Aim: Copy out all of the data below with no alterations.

Recorded data

----------

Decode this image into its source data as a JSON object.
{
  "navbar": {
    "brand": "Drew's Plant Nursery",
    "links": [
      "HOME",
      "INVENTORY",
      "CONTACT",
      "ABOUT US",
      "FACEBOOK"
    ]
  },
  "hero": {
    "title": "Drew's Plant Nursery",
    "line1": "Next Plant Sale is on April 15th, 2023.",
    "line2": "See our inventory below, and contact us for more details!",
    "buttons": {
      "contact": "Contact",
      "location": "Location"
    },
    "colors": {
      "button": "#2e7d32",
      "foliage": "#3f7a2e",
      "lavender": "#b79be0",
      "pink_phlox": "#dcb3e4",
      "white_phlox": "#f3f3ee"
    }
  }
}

----------

Complete output:
Decode this image into its source data as a JSON object.
{
  "navbar": {
    "brand": "Drew's Plant Nursery",
    "links": [
      "HOME",
      "INVENTORY",
      "CONTACT",
      "ABOUT US",
      "FACEBOOK"
    ]
  },
  "hero": {
    "title": "Drew's Plant Nursery",
    "line1": "Next Plant Sale is on April 15th, 2023.",
    "line2": "See our inventory below, and contact us for more details!",
    "buttons": {
      "contact": "Contact",
      "location": "Location"
    },
    "colors": {
      "button": "#2e7d32",
      "foliage": "#3f7a2e",
      "lavender": "#b79be0",
      "pink_phlox": "#dcb3e4",
      "white_phlox": "#f3f3ee"
    }
  }
}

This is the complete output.